THE TASK> Where a line holds the string "dash", return that line.

○ ○ ○ ○

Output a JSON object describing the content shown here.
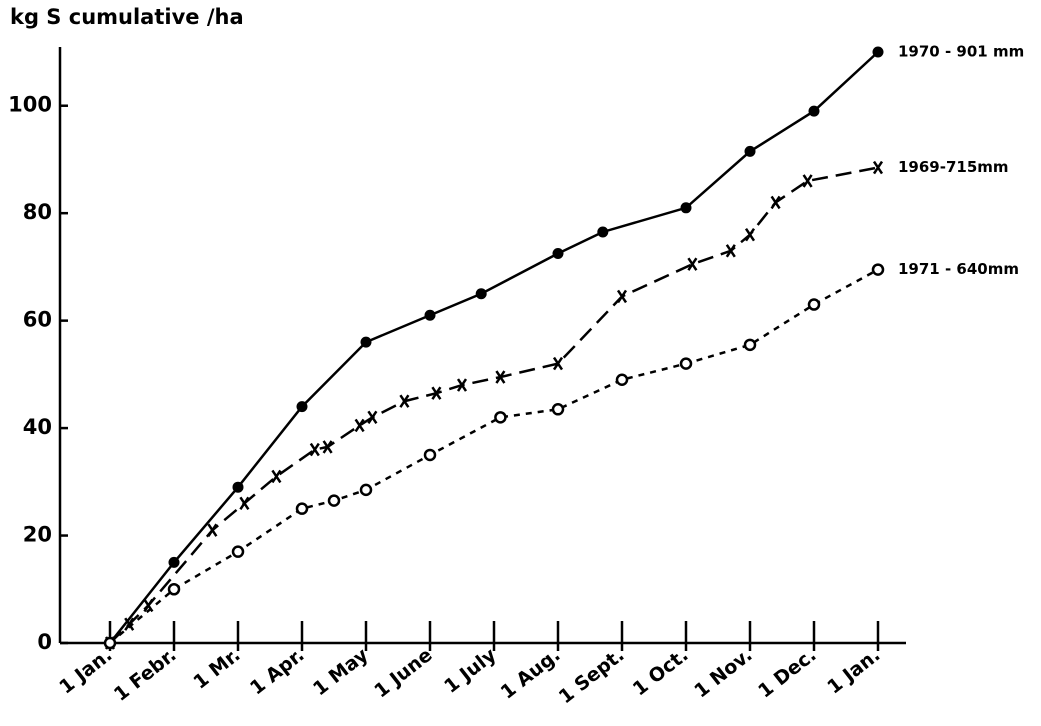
{
  "chart_data": {
    "type": "line",
    "y_label": "kg S cumulative /ha",
    "xlim": [
      0,
      12
    ],
    "xticks": [
      {
        "value": 0,
        "label": "1 Jan."
      },
      {
        "value": 1,
        "label": "1 Febr."
      },
      {
        "value": 2,
        "label": "1 Mr."
      },
      {
        "value": 3,
        "label": "1 Apr."
      },
      {
        "value": 4,
        "label": "1 May"
      },
      {
        "value": 5,
        "label": "1 June"
      },
      {
        "value": 6,
        "label": "1 July"
      },
      {
        "value": 7,
        "label": "1 Aug."
      },
      {
        "value": 8,
        "label": "1 Sept."
      },
      {
        "value": 9,
        "label": "1 Oct."
      },
      {
        "value": 10,
        "label": "1 Nov."
      },
      {
        "value": 11,
        "label": "1 Dec."
      },
      {
        "value": 12,
        "label": "1 Jan."
      }
    ],
    "ylim": [
      0,
      110
    ],
    "yticks": [
      0,
      20,
      40,
      60,
      80,
      100
    ],
    "series": [
      {
        "name": "1970 - 901 mm",
        "color": "#000000",
        "marker": "filled-circle",
        "linestyle": "solid",
        "x": [
          0,
          1,
          2,
          3,
          4,
          5,
          5.8,
          7,
          7.7,
          9,
          10,
          11,
          12
        ],
        "values": [
          0,
          15,
          29,
          44,
          56,
          61,
          65,
          72.5,
          76.5,
          81,
          91.5,
          99,
          110
        ]
      },
      {
        "name": "1969-715mm",
        "color": "#000000",
        "marker": "cross",
        "linestyle": "long-dash",
        "x": [
          0,
          0.3,
          0.6,
          1.6,
          2.1,
          2.6,
          3.2,
          3.4,
          3.9,
          4.1,
          4.6,
          5.1,
          5.5,
          6.1,
          7,
          8,
          9.1,
          9.7,
          10,
          10.4,
          10.9,
          12
        ],
        "values": [
          0,
          3.5,
          7,
          21,
          26,
          31,
          36,
          36.5,
          40.5,
          42,
          45,
          46.5,
          48,
          49.5,
          52,
          64.5,
          70.5,
          73,
          76,
          82,
          86,
          88.5
        ]
      },
      {
        "name": "1971 - 640mm",
        "color": "#000000",
        "marker": "open-circle",
        "linestyle": "short-dash",
        "x": [
          0,
          1,
          2,
          3,
          3.5,
          4,
          5,
          6.1,
          7,
          8,
          9,
          10,
          11,
          12
        ],
        "values": [
          0,
          10,
          17,
          25,
          26.5,
          28.5,
          35,
          42,
          43.5,
          49,
          52,
          55.5,
          63,
          69.5
        ]
      }
    ]
  }
}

○ ○ ○ ○

WRITTEN ANSWER>
        "linestyle": "long-dash",
        "linestyle": "short-dash",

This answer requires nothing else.